::: Data records

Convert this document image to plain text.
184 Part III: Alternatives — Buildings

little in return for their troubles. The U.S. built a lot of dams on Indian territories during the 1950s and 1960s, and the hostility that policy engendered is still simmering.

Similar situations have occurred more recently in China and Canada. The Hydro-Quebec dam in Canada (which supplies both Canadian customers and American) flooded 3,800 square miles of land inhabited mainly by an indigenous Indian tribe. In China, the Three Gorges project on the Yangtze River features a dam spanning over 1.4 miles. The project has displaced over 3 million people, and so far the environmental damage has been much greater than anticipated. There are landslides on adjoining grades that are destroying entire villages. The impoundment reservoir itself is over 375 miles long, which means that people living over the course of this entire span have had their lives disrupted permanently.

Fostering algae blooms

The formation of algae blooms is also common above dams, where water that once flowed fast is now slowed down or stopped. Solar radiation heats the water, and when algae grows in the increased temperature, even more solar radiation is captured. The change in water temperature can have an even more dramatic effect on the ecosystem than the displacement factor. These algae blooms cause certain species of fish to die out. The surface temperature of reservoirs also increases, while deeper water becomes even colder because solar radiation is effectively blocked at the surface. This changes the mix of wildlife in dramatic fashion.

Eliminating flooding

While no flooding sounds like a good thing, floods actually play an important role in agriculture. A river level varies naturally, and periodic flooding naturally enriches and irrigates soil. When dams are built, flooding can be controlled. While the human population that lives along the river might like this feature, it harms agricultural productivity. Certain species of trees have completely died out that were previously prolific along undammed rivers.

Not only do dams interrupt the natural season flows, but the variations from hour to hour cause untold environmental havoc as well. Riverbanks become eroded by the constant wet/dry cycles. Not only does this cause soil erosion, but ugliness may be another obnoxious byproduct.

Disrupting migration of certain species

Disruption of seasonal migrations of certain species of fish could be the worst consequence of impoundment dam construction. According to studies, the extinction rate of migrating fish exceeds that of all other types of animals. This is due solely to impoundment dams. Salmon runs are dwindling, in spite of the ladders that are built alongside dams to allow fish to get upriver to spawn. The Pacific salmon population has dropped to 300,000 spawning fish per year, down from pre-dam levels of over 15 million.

::::::

### Set exercise
Identify all lines in the records above with the word "flooding".

### Output for this exercise
Eliminating flooding
While no flooding sounds like a good thing, floods actually play an important role in agriculture. A river level varies naturally, and periodic flooding naturally enriches and irrigates soil. When dams are built, flooding can be controlled. While the human population that lives along the river might like this feature, it harms agricultural productivity. Certain species of trees have completely died out that were previously prolific along undammed rivers.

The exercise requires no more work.